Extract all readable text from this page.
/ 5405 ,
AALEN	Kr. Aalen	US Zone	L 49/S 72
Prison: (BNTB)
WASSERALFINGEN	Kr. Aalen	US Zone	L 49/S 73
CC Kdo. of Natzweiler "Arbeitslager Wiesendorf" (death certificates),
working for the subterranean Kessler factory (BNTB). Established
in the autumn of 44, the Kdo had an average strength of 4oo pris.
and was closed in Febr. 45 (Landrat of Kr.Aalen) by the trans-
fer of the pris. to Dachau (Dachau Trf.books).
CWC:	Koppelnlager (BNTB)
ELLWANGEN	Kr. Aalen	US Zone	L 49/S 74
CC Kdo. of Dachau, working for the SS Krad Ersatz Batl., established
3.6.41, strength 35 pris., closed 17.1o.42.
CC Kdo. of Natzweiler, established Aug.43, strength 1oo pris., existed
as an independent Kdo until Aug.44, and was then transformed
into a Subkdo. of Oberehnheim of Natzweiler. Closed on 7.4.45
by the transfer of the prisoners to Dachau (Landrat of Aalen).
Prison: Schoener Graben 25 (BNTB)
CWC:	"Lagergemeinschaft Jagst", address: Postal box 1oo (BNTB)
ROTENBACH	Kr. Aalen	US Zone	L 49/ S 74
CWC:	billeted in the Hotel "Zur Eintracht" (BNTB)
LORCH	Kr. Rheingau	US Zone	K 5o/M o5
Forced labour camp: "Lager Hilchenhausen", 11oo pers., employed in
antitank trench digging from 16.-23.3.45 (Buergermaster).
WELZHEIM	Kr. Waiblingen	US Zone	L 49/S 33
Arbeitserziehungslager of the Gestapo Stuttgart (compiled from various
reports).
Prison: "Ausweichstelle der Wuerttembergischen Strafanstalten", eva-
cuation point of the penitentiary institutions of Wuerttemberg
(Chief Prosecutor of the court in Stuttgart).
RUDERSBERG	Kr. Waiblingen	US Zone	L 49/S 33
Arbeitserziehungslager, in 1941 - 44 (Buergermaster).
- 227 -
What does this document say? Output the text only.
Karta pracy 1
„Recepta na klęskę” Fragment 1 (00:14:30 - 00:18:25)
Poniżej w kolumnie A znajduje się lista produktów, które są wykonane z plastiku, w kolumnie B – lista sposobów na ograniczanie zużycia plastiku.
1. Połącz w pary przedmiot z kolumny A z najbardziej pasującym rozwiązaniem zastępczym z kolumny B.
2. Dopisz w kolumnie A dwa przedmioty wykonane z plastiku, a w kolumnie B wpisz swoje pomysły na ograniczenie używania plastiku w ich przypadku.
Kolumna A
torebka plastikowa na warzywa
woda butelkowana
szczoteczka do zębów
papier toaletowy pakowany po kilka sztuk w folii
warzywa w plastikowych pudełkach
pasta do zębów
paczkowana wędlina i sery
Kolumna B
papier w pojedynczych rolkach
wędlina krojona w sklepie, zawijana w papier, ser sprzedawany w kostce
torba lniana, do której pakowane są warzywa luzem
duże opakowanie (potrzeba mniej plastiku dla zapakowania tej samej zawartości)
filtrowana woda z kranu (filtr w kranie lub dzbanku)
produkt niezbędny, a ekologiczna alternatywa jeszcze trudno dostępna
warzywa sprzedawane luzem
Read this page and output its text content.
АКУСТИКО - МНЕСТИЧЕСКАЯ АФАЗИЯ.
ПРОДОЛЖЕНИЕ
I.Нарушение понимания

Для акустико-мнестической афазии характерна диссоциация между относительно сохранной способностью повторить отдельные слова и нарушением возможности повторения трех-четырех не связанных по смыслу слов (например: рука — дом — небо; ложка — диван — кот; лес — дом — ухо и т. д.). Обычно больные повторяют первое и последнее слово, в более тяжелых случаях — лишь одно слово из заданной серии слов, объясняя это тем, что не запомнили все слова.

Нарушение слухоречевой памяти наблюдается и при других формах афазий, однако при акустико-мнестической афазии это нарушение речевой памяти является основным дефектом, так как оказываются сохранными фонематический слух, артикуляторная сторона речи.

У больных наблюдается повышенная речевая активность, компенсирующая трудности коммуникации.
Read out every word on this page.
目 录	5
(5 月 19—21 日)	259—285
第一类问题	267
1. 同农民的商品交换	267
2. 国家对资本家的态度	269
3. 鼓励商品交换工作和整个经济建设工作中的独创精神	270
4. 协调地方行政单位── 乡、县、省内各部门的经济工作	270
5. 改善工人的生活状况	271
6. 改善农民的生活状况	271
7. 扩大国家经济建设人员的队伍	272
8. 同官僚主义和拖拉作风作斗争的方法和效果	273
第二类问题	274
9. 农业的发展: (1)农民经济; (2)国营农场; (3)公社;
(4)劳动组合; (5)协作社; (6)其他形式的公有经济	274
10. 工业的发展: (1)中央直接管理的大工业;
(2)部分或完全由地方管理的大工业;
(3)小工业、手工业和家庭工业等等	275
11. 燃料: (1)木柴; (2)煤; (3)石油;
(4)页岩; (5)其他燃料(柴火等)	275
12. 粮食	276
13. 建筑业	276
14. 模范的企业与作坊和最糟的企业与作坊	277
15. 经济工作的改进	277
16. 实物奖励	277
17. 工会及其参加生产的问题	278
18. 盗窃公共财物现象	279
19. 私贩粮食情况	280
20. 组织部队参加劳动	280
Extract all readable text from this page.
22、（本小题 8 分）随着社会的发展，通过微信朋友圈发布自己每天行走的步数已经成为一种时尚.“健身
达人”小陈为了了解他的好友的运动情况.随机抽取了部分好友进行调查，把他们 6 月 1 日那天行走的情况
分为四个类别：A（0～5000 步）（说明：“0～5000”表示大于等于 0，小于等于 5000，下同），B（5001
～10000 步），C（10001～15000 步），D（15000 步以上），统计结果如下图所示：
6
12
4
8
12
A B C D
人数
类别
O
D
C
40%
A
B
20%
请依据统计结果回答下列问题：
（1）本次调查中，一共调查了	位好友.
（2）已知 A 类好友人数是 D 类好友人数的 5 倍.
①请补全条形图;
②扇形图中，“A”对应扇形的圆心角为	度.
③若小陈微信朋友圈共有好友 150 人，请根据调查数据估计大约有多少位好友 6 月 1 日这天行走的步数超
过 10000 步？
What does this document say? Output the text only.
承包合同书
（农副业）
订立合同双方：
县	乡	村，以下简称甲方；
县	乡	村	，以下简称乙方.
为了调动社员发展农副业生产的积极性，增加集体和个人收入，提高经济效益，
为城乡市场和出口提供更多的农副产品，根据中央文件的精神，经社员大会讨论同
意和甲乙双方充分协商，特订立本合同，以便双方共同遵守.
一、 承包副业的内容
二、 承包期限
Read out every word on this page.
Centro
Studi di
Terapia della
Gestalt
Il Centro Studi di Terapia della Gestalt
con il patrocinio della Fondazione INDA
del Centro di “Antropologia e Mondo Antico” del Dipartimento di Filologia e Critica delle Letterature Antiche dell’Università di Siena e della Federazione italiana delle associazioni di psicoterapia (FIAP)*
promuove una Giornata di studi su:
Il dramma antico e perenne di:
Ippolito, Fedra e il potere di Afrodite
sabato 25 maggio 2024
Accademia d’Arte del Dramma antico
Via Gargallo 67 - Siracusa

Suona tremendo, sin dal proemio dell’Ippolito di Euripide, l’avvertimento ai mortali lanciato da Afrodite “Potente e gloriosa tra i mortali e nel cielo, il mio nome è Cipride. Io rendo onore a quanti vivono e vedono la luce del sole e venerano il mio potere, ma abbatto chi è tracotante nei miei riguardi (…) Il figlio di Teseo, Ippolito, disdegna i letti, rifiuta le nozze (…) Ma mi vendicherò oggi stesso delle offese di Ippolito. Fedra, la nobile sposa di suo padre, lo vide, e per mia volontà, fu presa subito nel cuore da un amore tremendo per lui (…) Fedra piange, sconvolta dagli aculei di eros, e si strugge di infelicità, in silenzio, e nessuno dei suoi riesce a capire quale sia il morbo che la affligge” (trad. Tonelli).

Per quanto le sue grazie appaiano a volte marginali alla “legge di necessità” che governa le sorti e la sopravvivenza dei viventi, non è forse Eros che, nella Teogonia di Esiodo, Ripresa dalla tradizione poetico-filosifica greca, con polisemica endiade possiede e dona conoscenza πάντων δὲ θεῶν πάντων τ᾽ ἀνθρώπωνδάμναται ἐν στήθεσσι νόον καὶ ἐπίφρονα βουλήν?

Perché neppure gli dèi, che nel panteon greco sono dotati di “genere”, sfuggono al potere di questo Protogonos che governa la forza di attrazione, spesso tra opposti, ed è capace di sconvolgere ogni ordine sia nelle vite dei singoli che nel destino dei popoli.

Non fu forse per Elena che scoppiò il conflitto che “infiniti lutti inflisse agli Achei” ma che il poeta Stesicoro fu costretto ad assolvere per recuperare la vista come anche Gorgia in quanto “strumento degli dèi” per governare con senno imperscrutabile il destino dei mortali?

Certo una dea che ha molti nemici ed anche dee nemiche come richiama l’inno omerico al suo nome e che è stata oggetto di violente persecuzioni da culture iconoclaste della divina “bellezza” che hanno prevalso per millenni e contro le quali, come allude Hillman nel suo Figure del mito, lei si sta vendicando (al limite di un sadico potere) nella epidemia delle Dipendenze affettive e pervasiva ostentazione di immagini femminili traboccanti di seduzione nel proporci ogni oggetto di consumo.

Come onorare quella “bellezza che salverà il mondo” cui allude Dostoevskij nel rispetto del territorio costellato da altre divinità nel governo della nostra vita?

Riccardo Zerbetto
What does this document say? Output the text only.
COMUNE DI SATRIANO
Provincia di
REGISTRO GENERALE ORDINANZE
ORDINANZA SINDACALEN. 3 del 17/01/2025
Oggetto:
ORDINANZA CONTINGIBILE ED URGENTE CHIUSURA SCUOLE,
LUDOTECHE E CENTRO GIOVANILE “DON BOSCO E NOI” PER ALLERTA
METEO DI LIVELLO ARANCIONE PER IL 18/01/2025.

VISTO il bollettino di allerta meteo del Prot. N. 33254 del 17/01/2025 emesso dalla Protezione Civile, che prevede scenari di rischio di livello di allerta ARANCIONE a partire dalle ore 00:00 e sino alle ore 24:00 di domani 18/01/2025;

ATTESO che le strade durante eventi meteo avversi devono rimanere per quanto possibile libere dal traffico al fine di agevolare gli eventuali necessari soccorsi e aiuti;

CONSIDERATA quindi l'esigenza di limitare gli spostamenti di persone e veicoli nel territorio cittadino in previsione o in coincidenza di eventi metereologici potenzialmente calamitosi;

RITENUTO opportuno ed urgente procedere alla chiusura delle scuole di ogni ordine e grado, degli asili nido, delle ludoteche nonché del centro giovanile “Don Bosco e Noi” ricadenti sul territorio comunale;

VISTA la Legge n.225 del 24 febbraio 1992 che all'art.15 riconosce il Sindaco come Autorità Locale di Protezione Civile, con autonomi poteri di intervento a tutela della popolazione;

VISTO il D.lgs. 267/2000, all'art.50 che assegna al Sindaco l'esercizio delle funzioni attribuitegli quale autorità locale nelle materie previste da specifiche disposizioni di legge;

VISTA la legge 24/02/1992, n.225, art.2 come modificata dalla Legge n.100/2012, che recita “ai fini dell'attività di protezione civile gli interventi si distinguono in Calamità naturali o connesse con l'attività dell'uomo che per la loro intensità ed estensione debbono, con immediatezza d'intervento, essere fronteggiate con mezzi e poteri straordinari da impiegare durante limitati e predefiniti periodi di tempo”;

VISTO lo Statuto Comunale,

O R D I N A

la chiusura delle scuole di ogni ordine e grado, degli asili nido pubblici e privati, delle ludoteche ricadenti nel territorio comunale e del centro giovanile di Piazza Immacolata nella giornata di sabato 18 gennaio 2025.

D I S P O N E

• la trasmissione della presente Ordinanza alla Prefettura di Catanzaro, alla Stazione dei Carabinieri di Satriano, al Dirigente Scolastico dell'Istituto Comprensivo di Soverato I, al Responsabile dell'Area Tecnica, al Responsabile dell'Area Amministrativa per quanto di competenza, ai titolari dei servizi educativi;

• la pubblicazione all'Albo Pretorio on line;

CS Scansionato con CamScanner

........

» PROBLEM TO WORK ON
Filter the data for the string "nelle" and copy every line that has it.

» RIGHT ANSWER
Perché neppure gli dèi, che nel panteon greco sono dotati di “genere”, sfuggono al potere di questo Protogonos che governa la forza di attrazione, spesso tra opposti, ed è capace di sconvolgere ogni ordine sia nelle vite dei singoli che nel destino dei popoli.
VISTO il D.lgs. 267/2000, all'art.50 che assegna al Sindaco l'esercizio delle funzioni attribuitegli quale autorità locale nelle materie previste da specifiche disposizioni di legge;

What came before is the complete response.